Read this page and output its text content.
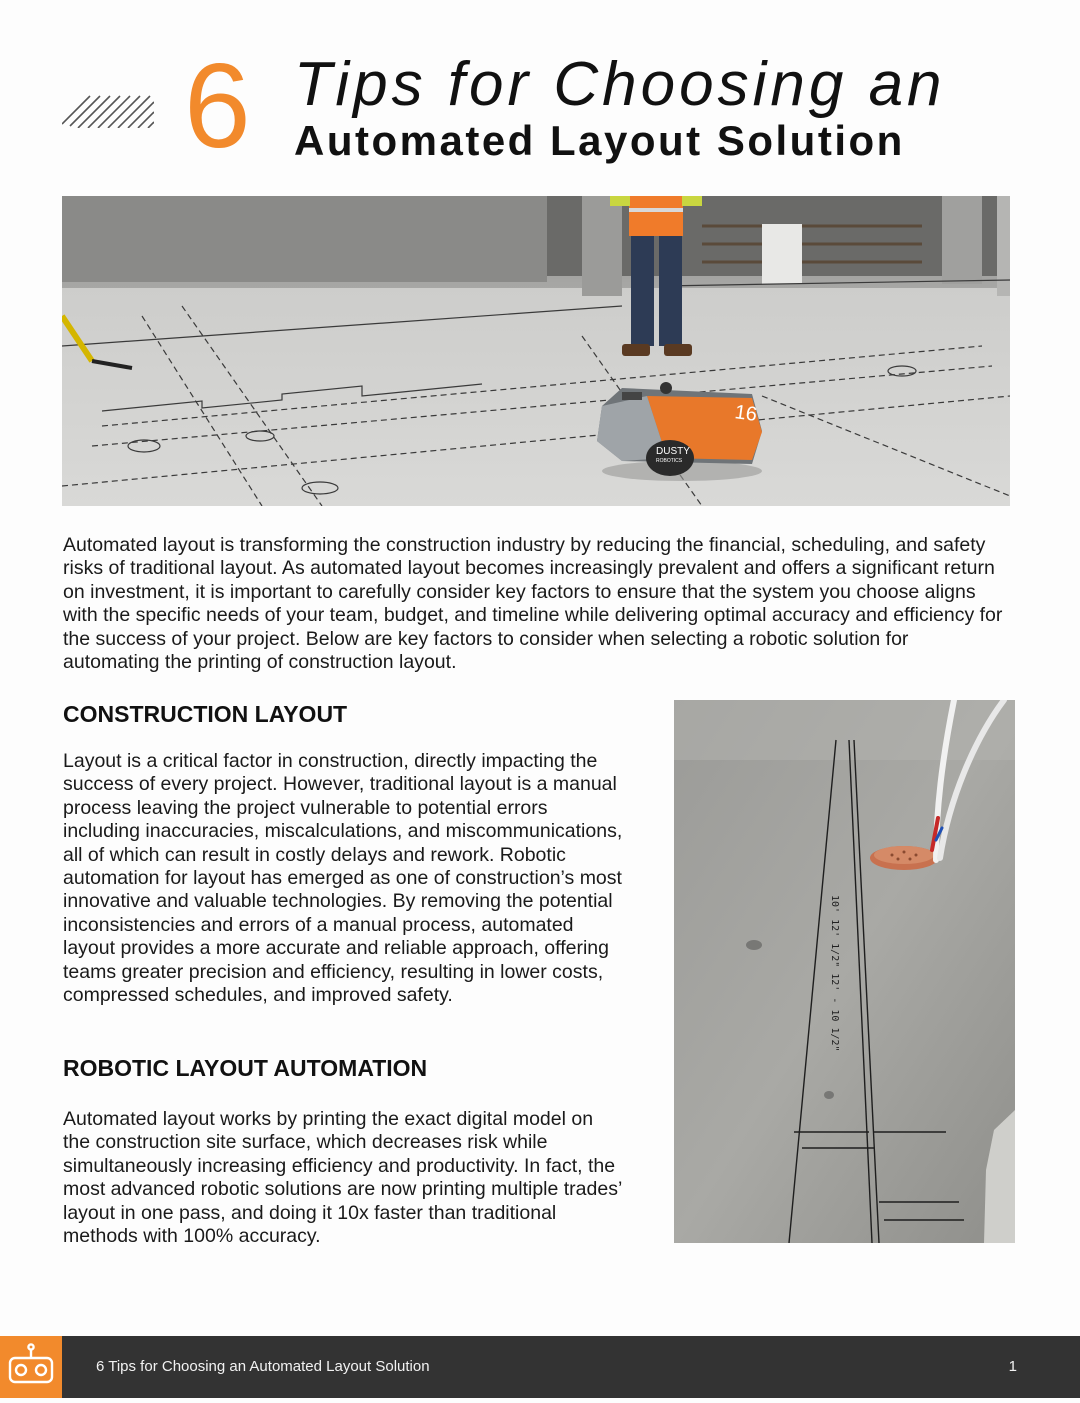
6 Tips for Choosing an
Automated Layout Solution
16
DUSTY
ROBOTICS

Automated layout is transforming the construction industry by reducing the financial, scheduling, and safety risks of traditional layout. As automated layout becomes increasingly prevalent and offers a significant return on investment, it is important to carefully consider key factors to ensure that the system you choose aligns with the specific needs of your team, budget, and timeline while delivering optimal accuracy and efficiency for the success of your project. Below are key factors to consider when selecting a robotic solution for automating the printing of construction layout.

CONSTRUCTION LAYOUT

Layout is a critical factor in construction, directly impacting the success of every project. However, traditional layout is a manual process leaving the project vulnerable to potential errors including inaccuracies, miscalculations, and miscommunications, all of which can result in costly delays and rework. Robotic automation for layout has emerged as one of construction’s most innovative and valuable technologies. By removing the potential inconsistencies and errors of a manual process, automated layout provides a more accurate and reliable approach, offering teams greater precision and efficiency, resulting in lower costs, compressed schedules, and improved safety.

ROBOTIC LAYOUT AUTOMATION

Automated layout works by printing the exact digital model on the construction site surface, which decreases risk while simultaneously increasing efficiency and productivity. In fact, the most advanced robotic solutions are now printing multiple trades’ layout in one pass, and doing it 10x faster than traditional methods with 100% accuracy.

10' 12' 1/2" 12' - 10 1/2"
6 Tips for Choosing an Automated Layout Solution	1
════════════════
[DIRECTIVE]: Write out every line of the data that holds the word "Tips".

[SOLUTION TO THIS PROBLEM]:
6 Tips for Choosing an
6 Tips for Choosing an Automated Layout Solution	1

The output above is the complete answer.